# [WRITTEN PROBLEM]
Your task is to copy each line that has the word "date".

::: SOURCE MATERIAL

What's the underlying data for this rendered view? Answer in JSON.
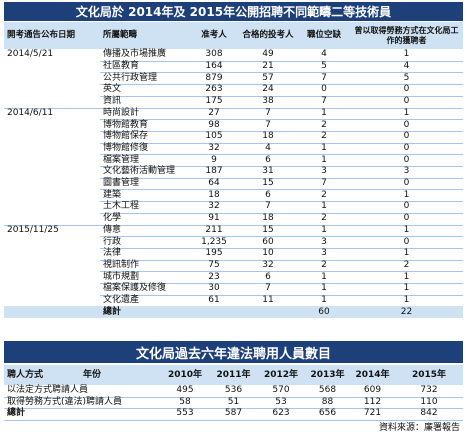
{
  "table1": {
    "title": "文化局於 2014年及 2015年公開招聘不同範疇二等技術員",
    "headers": [
      "開考通告公布日期",
      "所屬範疇",
      "准考人",
      "合格的投考人",
      "職位空缺",
      "曾以取得勞務方式在文化局工作的獲聘者"
    ],
    "groups": [
      {
        "date": "2014/5/21",
        "rows": [
          [
            "傳播及市場推廣",
            "308",
            "49",
            "4",
            "1"
          ],
          [
            "社區教育",
            "164",
            "21",
            "5",
            "4"
          ],
          [
            "公共行政管理",
            "879",
            "57",
            "7",
            "5"
          ],
          [
            "英文",
            "263",
            "24",
            "0",
            "0"
          ],
          [
            "資訊",
            "175",
            "38",
            "7",
            "0"
          ]
        ]
      },
      {
        "date": "2014/6/11",
        "rows": [
          [
            "時尚設計",
            "27",
            "7",
            "1",
            "1"
          ],
          [
            "博物館教育",
            "98",
            "7",
            "2",
            "0"
          ],
          [
            "博物館保存",
            "105",
            "18",
            "2",
            "0"
          ],
          [
            "博物館修復",
            "32",
            "4",
            "1",
            "0"
          ],
          [
            "檔案管理",
            "9",
            "6",
            "1",
            "0"
          ],
          [
            "文化藝術活動管理",
            "187",
            "31",
            "3",
            "3"
          ],
          [
            "圖書管理",
            "64",
            "15",
            "7",
            "0"
          ],
          [
            "建築",
            "18",
            "6",
            "2",
            "1"
          ],
          [
            "土木工程",
            "32",
            "7",
            "1",
            "0"
          ],
          [
            "化學",
            "91",
            "18",
            "2",
            "0"
          ]
        ]
      },
      {
        "date": "2015/11/25",
        "rows": [
          [
            "傳意",
            "211",
            "15",
            "1",
            "1"
          ],
          [
            "行政",
            "1,235",
            "60",
            "3",
            "0"
          ],
          [
            "法律",
            "195",
            "10",
            "3",
            "1"
          ],
          [
            "視訊制作",
            "75",
            "32",
            "2",
            "2"
          ],
          [
            "城市規劃",
            "23",
            "6",
            "1",
            "1"
          ],
          [
            "檔案保護及修復",
            "30",
            "7",
            "1",
            "1"
          ],
          [
            "文化遺產",
            "61",
            "11",
            "1",
            "1"
          ]
        ]
      }
    ],
    "total": {
      "label": "總計",
      "vacancies": "60",
      "hired": "22"
    }
  },
  "table2": {
    "title": "文化局過去六年違法聘用人員數目",
    "corner": [
      "聘人方式",
      "年份"
    ],
    "years": [
      "2010年",
      "2011年",
      "2012年",
      "2013年",
      "2014年",
      "2015年"
    ],
    "rows": [
      [
        "以法定方式聘請人員",
        "495",
        "536",
        "570",
        "568",
        "609",
        "732"
      ],
      [
        "取得勞務方式(違法)聘請人員",
        "58",
        "51",
        "53",
        "88",
        "112",
        "110"
      ],
      [
        "總計",
        "553",
        "587",
        "623",
        "656",
        "721",
        "842"
      ]
    ]
  },
  "source": "資料來源：廉署報告"
}
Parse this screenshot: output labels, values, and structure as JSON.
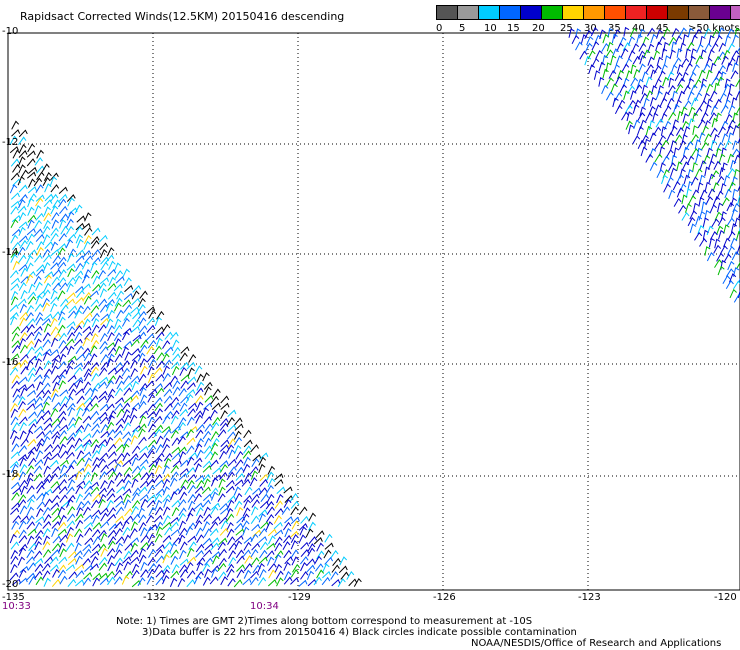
{
  "title": "Rapidsact Corrected Winds(12.5KM) 20150416 descending",
  "legend": {
    "colors": [
      "#555555",
      "#9a9a9a",
      "#00ccff",
      "#0066ff",
      "#0000cc",
      "#00bb00",
      "#ffd400",
      "#ff9900",
      "#ff5000",
      "#ee2222",
      "#cc0000",
      "#7a3a00",
      "#8a5a3a",
      "#6a0090",
      "#c060c0"
    ],
    "labels": [
      "0",
      "5",
      "10",
      "15",
      "20",
      "25",
      "30",
      "35",
      "40",
      "45",
      ">50 knots"
    ]
  },
  "map": {
    "lat_labels": [
      "-10",
      "-12",
      "-14",
      "-16",
      "-18",
      "-20"
    ],
    "lon_labels": [
      "-135",
      "-132",
      "-129",
      "-126",
      "-123",
      "-120"
    ]
  },
  "times": [
    "10:33",
    "10:34"
  ],
  "notes": [
    "Note: 1) Times are GMT 2)Times along bottom correspond to measurement at -10S",
    "3)Data buffer is 22 hrs from 20150416 4) Black circles indicate possible contamination",
    "NOAA/NESDIS/Office of Research and Applications"
  ]
}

::::::

# [OUTPUT BELOW]
        "date": "2014/5/21",
        "date": "2014/6/11",
        "date": "2015/11/25",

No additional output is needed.